Records excerpted from a collection:
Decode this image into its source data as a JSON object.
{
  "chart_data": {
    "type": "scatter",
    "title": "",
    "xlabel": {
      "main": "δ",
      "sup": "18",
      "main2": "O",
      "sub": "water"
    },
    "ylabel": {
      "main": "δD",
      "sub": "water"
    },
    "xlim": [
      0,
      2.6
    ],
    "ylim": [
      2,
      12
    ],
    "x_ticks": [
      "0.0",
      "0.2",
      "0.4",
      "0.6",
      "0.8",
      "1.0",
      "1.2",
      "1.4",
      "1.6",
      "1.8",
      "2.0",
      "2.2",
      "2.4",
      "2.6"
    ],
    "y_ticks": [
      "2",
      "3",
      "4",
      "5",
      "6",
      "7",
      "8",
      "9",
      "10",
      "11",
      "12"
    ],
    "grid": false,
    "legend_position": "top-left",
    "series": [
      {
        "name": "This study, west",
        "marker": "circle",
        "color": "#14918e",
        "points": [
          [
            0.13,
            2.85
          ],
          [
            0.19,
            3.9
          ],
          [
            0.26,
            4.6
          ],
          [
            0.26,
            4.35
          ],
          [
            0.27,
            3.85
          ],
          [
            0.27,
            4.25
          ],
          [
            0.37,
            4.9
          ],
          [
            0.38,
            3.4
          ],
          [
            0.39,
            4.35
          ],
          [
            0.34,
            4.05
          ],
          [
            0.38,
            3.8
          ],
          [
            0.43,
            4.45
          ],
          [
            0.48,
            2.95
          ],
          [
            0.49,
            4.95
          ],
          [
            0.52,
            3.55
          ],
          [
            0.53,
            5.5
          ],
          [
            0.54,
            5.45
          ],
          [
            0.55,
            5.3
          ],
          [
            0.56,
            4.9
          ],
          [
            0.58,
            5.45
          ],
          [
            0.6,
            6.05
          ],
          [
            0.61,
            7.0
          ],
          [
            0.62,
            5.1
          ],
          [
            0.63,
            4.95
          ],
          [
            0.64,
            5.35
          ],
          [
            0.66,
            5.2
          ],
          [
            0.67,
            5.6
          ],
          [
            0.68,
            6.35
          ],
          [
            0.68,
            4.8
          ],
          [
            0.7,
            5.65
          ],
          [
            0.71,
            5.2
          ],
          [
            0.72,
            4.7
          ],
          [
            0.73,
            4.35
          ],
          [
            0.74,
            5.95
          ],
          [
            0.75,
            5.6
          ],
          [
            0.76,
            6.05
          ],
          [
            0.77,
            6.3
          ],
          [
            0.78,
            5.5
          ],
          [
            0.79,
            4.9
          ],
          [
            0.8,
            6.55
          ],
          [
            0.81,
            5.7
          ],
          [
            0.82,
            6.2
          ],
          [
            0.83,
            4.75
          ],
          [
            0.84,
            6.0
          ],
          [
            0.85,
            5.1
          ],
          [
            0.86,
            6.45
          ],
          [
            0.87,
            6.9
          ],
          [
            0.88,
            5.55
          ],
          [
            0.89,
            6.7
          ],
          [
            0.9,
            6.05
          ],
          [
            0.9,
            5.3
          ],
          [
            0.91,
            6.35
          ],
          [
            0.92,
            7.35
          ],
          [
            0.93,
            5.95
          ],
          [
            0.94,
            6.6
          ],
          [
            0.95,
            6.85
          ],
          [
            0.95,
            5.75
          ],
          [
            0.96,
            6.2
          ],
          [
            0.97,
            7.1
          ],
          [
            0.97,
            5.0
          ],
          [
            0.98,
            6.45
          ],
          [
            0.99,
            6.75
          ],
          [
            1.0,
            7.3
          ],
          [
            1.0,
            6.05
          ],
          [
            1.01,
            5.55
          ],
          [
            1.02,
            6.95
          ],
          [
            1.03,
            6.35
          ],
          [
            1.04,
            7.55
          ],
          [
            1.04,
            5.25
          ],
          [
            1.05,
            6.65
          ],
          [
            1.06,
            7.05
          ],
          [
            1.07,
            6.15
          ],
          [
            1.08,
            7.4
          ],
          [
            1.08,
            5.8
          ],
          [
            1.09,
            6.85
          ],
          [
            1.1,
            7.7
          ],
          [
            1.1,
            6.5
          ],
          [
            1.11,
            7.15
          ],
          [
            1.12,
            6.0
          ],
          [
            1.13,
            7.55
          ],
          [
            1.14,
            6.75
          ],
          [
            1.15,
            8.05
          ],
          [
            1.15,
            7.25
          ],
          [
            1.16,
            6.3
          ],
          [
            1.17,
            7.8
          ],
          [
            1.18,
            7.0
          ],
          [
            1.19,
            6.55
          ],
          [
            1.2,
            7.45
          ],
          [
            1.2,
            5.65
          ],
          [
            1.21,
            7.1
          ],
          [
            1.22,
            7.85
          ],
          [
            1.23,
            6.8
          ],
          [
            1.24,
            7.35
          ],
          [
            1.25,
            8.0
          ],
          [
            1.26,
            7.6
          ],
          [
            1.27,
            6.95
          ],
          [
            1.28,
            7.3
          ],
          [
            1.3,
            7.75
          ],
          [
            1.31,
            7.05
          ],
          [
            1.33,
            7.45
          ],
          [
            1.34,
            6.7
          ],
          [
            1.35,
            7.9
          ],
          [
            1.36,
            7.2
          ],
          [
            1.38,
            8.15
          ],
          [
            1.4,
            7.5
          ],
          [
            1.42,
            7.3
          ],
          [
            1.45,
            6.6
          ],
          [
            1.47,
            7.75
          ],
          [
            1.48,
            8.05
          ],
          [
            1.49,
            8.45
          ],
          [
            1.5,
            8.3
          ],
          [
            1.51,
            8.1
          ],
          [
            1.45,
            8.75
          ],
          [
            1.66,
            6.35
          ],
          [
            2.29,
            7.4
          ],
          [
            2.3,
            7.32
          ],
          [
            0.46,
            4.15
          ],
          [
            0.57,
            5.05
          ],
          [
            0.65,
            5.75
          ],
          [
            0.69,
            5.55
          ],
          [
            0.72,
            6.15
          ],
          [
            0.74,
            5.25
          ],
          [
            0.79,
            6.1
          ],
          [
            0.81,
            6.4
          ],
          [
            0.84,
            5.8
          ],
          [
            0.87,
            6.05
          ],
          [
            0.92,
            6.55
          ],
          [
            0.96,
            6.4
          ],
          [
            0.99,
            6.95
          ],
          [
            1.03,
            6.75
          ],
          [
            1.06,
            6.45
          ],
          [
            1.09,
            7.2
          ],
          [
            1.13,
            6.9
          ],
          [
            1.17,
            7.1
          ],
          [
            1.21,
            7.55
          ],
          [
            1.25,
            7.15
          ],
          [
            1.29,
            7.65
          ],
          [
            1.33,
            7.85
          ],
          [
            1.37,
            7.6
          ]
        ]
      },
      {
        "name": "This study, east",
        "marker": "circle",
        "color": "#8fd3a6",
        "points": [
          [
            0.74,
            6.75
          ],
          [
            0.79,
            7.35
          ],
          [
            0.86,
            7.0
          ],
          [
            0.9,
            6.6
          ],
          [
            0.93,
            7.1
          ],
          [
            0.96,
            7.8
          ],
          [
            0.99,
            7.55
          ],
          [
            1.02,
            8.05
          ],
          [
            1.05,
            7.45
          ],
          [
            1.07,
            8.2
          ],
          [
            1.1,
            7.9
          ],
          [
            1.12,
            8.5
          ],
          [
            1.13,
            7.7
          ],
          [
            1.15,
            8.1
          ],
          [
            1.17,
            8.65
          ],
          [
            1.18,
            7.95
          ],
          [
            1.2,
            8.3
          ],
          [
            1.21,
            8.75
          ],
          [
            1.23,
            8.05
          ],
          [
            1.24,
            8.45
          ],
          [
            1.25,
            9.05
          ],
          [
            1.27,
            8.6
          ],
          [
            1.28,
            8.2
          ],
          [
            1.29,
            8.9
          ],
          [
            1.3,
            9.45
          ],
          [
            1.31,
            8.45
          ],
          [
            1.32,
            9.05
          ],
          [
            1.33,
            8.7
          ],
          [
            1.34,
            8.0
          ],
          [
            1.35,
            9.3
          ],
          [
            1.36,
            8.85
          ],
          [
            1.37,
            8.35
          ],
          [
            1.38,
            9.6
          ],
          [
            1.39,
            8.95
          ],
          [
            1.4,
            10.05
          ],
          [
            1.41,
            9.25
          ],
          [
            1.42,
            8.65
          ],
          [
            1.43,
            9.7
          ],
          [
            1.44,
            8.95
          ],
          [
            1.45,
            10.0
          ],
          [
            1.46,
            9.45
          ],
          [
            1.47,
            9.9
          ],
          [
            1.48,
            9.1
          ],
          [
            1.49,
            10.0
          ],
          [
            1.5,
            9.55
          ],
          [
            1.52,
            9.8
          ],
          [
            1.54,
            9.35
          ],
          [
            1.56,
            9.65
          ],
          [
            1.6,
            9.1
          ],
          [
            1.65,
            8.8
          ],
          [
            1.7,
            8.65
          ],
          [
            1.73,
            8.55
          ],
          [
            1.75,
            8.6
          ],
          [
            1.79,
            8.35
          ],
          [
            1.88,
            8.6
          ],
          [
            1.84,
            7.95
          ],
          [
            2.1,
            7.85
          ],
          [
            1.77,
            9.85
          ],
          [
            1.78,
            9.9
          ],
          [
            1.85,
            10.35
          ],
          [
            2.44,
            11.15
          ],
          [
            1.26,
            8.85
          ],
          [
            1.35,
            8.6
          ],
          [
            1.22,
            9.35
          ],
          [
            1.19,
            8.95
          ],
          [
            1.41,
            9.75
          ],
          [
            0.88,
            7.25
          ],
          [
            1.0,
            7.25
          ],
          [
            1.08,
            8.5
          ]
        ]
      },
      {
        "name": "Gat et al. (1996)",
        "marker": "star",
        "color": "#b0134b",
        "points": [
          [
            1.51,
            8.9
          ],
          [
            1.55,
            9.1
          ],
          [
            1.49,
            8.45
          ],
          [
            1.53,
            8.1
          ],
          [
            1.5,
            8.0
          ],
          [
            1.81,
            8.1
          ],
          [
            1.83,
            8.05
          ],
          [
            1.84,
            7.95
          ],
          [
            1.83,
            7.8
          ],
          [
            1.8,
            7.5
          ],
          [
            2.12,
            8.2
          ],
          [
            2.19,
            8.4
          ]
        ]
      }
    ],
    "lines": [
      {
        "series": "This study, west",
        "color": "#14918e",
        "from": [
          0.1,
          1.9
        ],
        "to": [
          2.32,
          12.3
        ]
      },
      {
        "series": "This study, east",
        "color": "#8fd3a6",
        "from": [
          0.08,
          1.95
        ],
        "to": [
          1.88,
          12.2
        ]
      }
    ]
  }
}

**What the task asks:**
In the listing above, locate each line with "east" and copy it.

**Finished task:**
        "name": "This study, east",
        "series": "This study, east",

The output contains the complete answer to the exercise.